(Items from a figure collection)
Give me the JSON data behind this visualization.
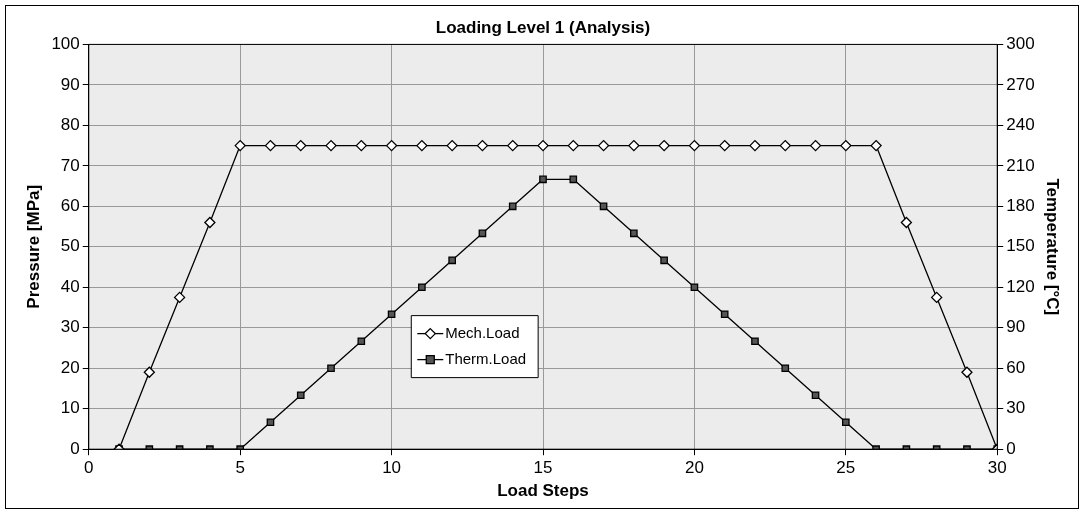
{
  "chart_data": {
    "type": "line",
    "title": "Loading Level 1 (Analysis)",
    "xlabel": "Load Steps",
    "ylabel": "Pressure [MPa]",
    "y2label": "Temperature [°C]",
    "x": [
      1,
      2,
      3,
      4,
      5,
      6,
      7,
      8,
      9,
      10,
      11,
      12,
      13,
      14,
      15,
      16,
      17,
      18,
      19,
      20,
      21,
      22,
      23,
      24,
      25,
      26,
      27,
      28,
      29,
      30
    ],
    "series": [
      {
        "name": "Mech.Load",
        "color": "#000000",
        "marker": "diamond",
        "values": [
          0,
          19,
          37.5,
          56,
          75,
          75,
          75,
          75,
          75,
          75,
          75,
          75,
          75,
          75,
          75,
          75,
          75,
          75,
          75,
          75,
          75,
          75,
          75,
          75,
          75,
          75,
          56,
          37.5,
          19,
          0
        ]
      },
      {
        "name": "Therm.Load",
        "color": "#000000",
        "marker": "square",
        "axis": "y2",
        "values": [
          0,
          0,
          0,
          0,
          0,
          20,
          40,
          60,
          80,
          100,
          120,
          140,
          160,
          180,
          200,
          200,
          180,
          160,
          140,
          120,
          100,
          80,
          60,
          40,
          20,
          0,
          0,
          0,
          0,
          0
        ]
      }
    ],
    "xlim": [
      0,
      30
    ],
    "xticks": [
      0,
      5,
      10,
      15,
      20,
      25,
      30
    ],
    "ylim": [
      0,
      100
    ],
    "yticks": [
      0,
      10,
      20,
      30,
      40,
      50,
      60,
      70,
      80,
      90,
      100
    ],
    "y2lim": [
      0,
      300
    ],
    "y2ticks": [
      0,
      30,
      60,
      90,
      120,
      150,
      180,
      210,
      240,
      270,
      300
    ],
    "grid": true,
    "legend": "center",
    "line_style": "solid"
  }
}
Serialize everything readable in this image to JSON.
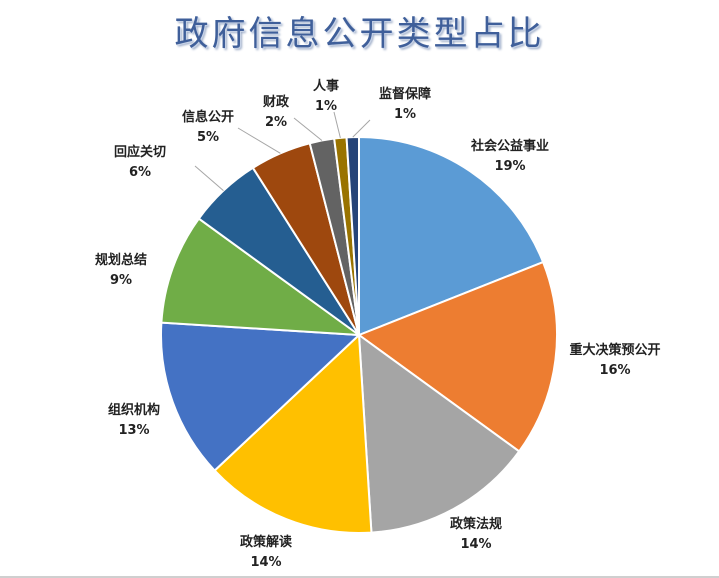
{
  "chart_data": {
    "type": "pie",
    "title": "政府信息公开类型占比",
    "slices": [
      {
        "name": "社会公益事业",
        "value": 19,
        "label": "19%",
        "color": "#5b9bd5"
      },
      {
        "name": "重大决策预公开",
        "value": 16,
        "label": "16%",
        "color": "#ed7d31"
      },
      {
        "name": "政策法规",
        "value": 14,
        "label": "14%",
        "color": "#a5a5a5"
      },
      {
        "name": "政策解读",
        "value": 14,
        "label": "14%",
        "color": "#ffc000"
      },
      {
        "name": "组织机构",
        "value": 13,
        "label": "13%",
        "color": "#4472c4"
      },
      {
        "name": "规划总结",
        "value": 9,
        "label": "9%",
        "color": "#70ad47"
      },
      {
        "name": "回应关切",
        "value": 6,
        "label": "6%",
        "color": "#255e91"
      },
      {
        "name": "信息公开",
        "value": 5,
        "label": "5%",
        "color": "#9e480e"
      },
      {
        "name": "财政",
        "value": 2,
        "label": "2%",
        "color": "#636363"
      },
      {
        "name": "人事",
        "value": 1,
        "label": "1%",
        "color": "#997300"
      },
      {
        "name": "监督保障",
        "value": 1,
        "label": "1%",
        "color": "#264478"
      }
    ],
    "legend": "none",
    "data_labels": "outside-with-leader-lines"
  }
}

#### TASK STATEMENT
Search the preceding listing for the word "title" and pull out every line that holds it.

#### TASK OUTPUT
    "title": "Loading Level 1 (Analysis)",
    "title": "政府信息公开类型占比",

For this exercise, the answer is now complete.